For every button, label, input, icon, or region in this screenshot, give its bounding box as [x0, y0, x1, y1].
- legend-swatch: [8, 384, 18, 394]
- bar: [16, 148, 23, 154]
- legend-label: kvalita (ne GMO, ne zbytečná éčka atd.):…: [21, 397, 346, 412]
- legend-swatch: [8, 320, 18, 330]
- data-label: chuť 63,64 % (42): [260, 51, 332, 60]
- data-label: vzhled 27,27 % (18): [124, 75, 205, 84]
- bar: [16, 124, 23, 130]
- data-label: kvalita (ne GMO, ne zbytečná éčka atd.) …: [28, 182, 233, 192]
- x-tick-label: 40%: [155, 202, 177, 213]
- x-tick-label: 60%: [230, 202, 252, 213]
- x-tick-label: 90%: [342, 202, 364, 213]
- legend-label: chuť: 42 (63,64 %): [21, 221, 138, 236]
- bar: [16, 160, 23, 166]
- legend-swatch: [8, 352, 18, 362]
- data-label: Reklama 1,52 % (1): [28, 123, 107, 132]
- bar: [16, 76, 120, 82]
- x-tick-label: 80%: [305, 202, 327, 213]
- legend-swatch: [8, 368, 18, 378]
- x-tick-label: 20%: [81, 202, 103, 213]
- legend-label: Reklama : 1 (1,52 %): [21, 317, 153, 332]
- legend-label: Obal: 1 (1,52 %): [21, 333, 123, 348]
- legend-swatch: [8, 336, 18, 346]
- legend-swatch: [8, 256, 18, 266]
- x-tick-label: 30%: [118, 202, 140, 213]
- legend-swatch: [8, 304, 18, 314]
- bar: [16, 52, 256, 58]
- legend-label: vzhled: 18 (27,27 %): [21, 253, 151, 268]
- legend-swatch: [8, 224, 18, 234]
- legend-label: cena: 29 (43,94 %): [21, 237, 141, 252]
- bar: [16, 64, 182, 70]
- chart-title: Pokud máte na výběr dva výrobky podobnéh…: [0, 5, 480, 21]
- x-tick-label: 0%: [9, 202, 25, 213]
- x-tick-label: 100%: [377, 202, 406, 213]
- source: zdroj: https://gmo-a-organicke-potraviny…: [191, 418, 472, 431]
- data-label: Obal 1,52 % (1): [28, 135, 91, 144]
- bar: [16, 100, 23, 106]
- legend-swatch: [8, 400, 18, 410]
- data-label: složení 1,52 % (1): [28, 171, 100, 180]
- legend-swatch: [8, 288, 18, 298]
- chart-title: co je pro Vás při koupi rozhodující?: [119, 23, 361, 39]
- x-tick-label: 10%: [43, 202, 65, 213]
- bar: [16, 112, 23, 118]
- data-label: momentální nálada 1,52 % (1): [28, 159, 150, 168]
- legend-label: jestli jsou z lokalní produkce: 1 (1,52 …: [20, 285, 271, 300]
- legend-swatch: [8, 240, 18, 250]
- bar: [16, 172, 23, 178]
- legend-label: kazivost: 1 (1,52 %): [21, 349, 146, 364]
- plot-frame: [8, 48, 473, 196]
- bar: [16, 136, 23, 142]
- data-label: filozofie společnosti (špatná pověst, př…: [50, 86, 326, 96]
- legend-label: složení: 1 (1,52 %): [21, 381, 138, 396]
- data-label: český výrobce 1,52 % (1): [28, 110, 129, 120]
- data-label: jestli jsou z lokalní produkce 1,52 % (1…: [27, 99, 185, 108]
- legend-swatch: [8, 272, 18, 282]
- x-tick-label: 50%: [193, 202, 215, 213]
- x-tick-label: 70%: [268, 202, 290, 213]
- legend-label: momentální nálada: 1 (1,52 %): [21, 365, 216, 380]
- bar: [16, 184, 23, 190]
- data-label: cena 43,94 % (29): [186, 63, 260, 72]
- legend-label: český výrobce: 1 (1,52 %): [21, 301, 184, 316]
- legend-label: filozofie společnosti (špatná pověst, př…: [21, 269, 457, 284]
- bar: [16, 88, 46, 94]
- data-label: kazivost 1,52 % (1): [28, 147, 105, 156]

+--

Format every line of the items above as a Markdown table with two columns, Row and Line, numbering the rows and omitting blank lines.

- [Reply to the exercise]:
| Row | Line |
|---|---|
| 1 | For every button, label, input, icon, or region in this screenshot, give its bounding box as [x0, y0, x1, y1]. |
| 2 | - legend-swatch: [8, 384, 18, 394] |
| 3 | - bar: [16, 148, 23, 154] |
| 4 | - legend-label: kvalita (ne GMO, ne zbytečná éčka atd.):…: [21, 397, 346, 412] |
| 5 | - legend-swatch: [8, 320, 18, 330] |
| 6 | - data-label: chuť 63,64 % (42): [260, 51, 332, 60] |
| 7 | - data-label: vzhled 27,27 % (18): [124, 75, 205, 84] |
| 8 | - bar: [16, 124, 23, 130] |
| 9 | - data-label: kvalita (ne GMO, ne zbytečná éčka atd.) …: [28, 182, 233, 192] |
| 10 | - x-tick-label: 40%: [155, 202, 177, 213] |
| 11 | - x-tick-label: 60%: [230, 202, 252, 213] |
| 12 | - x-tick-label: 90%: [342, 202, 364, 213] |
| 13 | - legend-label: chuť: 42 (63,64 %): [21, 221, 138, 236] |
| 14 | - bar: [16, 160, 23, 166] |
| 15 | - legend-swatch: [8, 352, 18, 362] |
| 16 | - data-label: Reklama 1,52 % (1): [28, 123, 107, 132] |
| 17 | - bar: [16, 76, 120, 82] |
| 18 | - x-tick-label: 80%: [305, 202, 327, 213] |
| 19 | - legend-swatch: [8, 368, 18, 378] |
| 20 | - x-tick-label: 20%: [81, 202, 103, 213] |
| 21 | - legend-label: Reklama : 1 (1,52 %): [21, 317, 153, 332] |
| 22 | - legend-label: Obal: 1 (1,52 %): [21, 333, 123, 348] |
| 23 | - legend-swatch: [8, 336, 18, 346] |
| 24 | - legend-swatch: [8, 256, 18, 266] |
| 25 | - x-tick-label: 30%: [118, 202, 140, 213] |
| 26 | - legend-swatch: [8, 304, 18, 314] |
| 27 | - bar: [16, 52, 256, 58] |
| 28 | - legend-label: vzhled: 18 (27,27 %): [21, 253, 151, 268] |
| 29 | - legend-swatch: [8, 224, 18, 234] |
| 30 | - legend-label: cena: 29 (43,94 %): [21, 237, 141, 252] |
| 31 | - bar: [16, 64, 182, 70] |
| 32 | - chart-title: Pokud máte na výběr dva výrobky podobnéh…: [0, 5, 480, 21] |
| 33 | - x-tick-label: 0%: [9, 202, 25, 213] |
| 34 | - x-tick-label: 100%: [377, 202, 406, 213] |
| 35 | - source: zdroj: https://gmo-a-organicke-potraviny…: [191, 418, 472, 431] |
| 36 | - data-label: Obal 1,52 % (1): [28, 135, 91, 144] |
| 37 | - bar: [16, 100, 23, 106] |
| 38 | - legend-swatch: [8, 400, 18, 410] |
| 39 | - data-label: složení 1,52 % (1): [28, 171, 100, 180] |
| 40 | - legend-swatch: [8, 288, 18, 298] |
| 41 | - chart-title: co je pro Vás při koupi rozhodující?: [119, 23, 361, 39] |
| 42 | - x-tick-label: 10%: [43, 202, 65, 213] |
| 43 | - bar: [16, 112, 23, 118] |
| 44 | - data-label: momentální nálada 1,52 % (1): [28, 159, 150, 168] |
| 45 | - legend-label: jestli jsou z lokalní produkce: 1 (1,52 …: [20, 285, 271, 300] |
| 46 | - legend-swatch: [8, 240, 18, 250] |
| 47 | - bar: [16, 172, 23, 178] |
| 48 | - legend-label: kazivost: 1 (1,52 %): [21, 349, 146, 364] |
| 49 | - plot-frame: [8, 48, 473, 196] |
| 50 | - bar: [16, 136, 23, 142] |
| 51 | - data-label: filozofie společnosti (špatná pověst, př…: [50, 86, 326, 96] |
| 52 | - legend-label: složení: 1 (1,52 %): [21, 381, 138, 396] |
| 53 | - data-label: český výrobce 1,52 % (1): [28, 110, 129, 120] |
| 54 | - data-label: jestli jsou z lokalní produkce 1,52 % (1…: [27, 99, 185, 108] |
| 55 | - legend-swatch: [8, 272, 18, 282] |
| 56 | - x-tick-label: 50%: [193, 202, 215, 213] |
| 57 | - x-tick-label: 70%: [268, 202, 290, 213] |
| 58 | - legend-label: momentální nálada: 1 (1,52 %): [21, 365, 216, 380] |
| 59 | - bar: [16, 184, 23, 190] |
| 60 | - data-label: cena 43,94 % (29): [186, 63, 260, 72] |
| 61 | - legend-label: český výrobce: 1 (1,52 %): [21, 301, 184, 316] |
| 62 | - legend-label: filozofie společnosti (špatná pověst, př…: [21, 269, 457, 284] |
| 63 | - bar: [16, 88, 46, 94] |
| 64 | - data-label: kazivost 1,52 % (1): [28, 147, 105, 156] |